[Stored items]
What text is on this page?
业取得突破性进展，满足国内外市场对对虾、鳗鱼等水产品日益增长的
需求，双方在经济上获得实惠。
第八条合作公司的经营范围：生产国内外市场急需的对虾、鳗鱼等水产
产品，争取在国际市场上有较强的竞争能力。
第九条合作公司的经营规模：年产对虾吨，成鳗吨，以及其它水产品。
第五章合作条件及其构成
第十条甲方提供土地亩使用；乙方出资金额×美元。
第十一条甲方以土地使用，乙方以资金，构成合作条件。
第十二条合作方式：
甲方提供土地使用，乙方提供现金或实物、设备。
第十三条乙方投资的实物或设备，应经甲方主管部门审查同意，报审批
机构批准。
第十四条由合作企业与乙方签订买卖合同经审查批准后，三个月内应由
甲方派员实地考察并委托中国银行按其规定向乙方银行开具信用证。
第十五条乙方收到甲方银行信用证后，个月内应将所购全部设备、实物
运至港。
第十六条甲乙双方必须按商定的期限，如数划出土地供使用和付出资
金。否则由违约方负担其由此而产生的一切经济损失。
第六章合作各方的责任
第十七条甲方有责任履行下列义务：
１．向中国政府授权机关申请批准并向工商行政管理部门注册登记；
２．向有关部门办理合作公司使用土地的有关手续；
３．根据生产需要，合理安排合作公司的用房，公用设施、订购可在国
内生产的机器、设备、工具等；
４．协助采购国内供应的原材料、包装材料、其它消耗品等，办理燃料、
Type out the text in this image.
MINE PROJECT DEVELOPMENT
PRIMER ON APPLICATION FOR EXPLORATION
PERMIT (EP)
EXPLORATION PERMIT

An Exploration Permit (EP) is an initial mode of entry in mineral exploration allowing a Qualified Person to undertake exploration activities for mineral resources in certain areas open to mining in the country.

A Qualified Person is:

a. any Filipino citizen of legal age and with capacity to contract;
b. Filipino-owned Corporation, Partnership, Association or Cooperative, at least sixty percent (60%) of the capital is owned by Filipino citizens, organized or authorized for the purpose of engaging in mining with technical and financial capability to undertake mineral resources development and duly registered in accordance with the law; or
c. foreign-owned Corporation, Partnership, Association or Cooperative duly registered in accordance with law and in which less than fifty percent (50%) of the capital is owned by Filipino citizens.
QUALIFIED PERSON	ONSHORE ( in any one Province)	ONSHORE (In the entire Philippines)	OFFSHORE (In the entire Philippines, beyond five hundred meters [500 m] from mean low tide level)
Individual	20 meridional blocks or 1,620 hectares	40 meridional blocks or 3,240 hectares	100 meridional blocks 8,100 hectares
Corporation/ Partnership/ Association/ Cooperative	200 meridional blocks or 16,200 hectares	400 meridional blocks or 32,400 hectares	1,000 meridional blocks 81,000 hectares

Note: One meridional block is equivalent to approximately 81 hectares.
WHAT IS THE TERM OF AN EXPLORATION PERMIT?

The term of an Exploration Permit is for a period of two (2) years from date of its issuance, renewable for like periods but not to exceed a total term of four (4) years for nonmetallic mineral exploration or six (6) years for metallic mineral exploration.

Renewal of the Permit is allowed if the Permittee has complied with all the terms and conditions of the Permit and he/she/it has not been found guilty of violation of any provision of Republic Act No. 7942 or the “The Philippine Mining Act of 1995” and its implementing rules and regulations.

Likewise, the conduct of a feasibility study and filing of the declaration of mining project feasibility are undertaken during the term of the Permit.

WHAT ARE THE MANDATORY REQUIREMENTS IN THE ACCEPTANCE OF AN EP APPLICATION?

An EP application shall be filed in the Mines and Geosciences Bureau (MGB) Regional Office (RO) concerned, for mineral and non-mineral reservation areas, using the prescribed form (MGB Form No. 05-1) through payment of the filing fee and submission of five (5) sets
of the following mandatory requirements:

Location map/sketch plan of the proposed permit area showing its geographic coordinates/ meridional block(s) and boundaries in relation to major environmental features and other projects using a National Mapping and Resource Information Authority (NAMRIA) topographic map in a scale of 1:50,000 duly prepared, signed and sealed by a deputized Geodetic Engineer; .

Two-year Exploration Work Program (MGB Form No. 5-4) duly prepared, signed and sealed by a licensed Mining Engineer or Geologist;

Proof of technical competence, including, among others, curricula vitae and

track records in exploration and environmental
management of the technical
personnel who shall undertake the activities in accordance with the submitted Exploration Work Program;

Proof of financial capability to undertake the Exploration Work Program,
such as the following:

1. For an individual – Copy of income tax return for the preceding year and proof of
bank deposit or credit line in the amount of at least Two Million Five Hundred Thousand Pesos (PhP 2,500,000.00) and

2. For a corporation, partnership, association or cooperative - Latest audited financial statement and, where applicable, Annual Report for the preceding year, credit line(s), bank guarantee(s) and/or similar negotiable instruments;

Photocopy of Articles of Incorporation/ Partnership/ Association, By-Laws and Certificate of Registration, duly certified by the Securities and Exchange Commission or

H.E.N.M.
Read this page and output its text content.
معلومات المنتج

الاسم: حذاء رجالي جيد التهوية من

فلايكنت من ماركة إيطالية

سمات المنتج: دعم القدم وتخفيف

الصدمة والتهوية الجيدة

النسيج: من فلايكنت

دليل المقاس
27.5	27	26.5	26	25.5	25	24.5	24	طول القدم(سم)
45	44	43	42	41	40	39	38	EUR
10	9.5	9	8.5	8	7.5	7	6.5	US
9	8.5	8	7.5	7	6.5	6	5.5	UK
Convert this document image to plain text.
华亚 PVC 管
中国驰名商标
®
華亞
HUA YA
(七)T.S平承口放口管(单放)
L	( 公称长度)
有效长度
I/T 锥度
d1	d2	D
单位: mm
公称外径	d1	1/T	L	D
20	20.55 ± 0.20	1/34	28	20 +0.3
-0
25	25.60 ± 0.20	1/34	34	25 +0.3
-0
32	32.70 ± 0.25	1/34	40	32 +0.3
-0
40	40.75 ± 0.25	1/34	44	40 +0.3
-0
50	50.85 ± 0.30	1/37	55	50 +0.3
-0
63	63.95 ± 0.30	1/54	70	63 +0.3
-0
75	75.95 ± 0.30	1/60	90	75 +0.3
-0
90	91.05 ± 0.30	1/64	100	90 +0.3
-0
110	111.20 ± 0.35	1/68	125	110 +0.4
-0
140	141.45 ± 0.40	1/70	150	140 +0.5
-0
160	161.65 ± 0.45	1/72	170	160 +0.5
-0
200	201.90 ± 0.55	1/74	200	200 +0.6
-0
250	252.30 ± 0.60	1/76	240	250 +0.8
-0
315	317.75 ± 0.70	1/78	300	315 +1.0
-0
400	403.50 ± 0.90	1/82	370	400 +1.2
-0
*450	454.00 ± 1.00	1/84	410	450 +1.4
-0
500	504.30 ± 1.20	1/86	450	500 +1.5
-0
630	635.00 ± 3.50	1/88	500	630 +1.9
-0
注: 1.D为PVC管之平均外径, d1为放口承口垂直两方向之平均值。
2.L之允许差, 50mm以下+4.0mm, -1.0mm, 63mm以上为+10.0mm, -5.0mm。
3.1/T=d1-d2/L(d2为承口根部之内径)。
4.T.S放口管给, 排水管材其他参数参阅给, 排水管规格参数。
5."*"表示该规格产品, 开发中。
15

AIM OF THE TASK:
Repeat, with no changes, each line from the one with "Convert this document image to plain text." to the end of the listing, including both ends and nothing else.

RESPONSE:
Convert this document image to plain text.
华亚 PVC 管
中国驰名商标
®
華亞
HUA YA
(七)T.S平承口放口管(单放)
L	( 公称长度)
有效长度
I/T 锥度
d1	d2	D
单位: mm
公称外径	d1	1/T	L	D
20	20.55 ± 0.20	1/34	28	20 +0.3
-0
25	25.60 ± 0.20	1/34	34	25 +0.3
-0
32	32.70 ± 0.25	1/34	40	32 +0.3
-0
40	40.75 ± 0.25	1/34	44	40 +0.3
-0
50	50.85 ± 0.30	1/37	55	50 +0.3
-0
63	63.95 ± 0.30	1/54	70	63 +0.3
-0
75	75.95 ± 0.30	1/60	90	75 +0.3
-0
90	91.05 ± 0.30	1/64	100	90 +0.3
-0
110	111.20 ± 0.35	1/68	125	110 +0.4
-0
140	141.45 ± 0.40	1/70	150	140 +0.5
-0
160	161.65 ± 0.45	1/72	170	160 +0.5
-0
200	201.90 ± 0.55	1/74	200	200 +0.6
-0
250	252.30 ± 0.60	1/76	240	250 +0.8
-0
315	317.75 ± 0.70	1/78	300	315 +1.0
-0
400	403.50 ± 0.90	1/82	370	400 +1.2
-0
*450	454.00 ± 1.00	1/84	410	450 +1.4
-0
500	504.30 ± 1.20	1/86	450	500 +1.5
-0
630	635.00 ± 3.50	1/88	500	630 +1.9
-0
注: 1.D为PVC管之平均外径, d1为放口承口垂直两方向之平均值。
2.L之允许差, 50mm以下+4.0mm, -1.0mm, 63mm以上为+10.0mm, -5.0mm。
3.1/T=d1-d2/L(d2为承口根部之内径)。
4.T.S放口管给, 排水管材其他参数参阅给, 排水管规格参数。
5."*"表示该规格产品, 开发中。
15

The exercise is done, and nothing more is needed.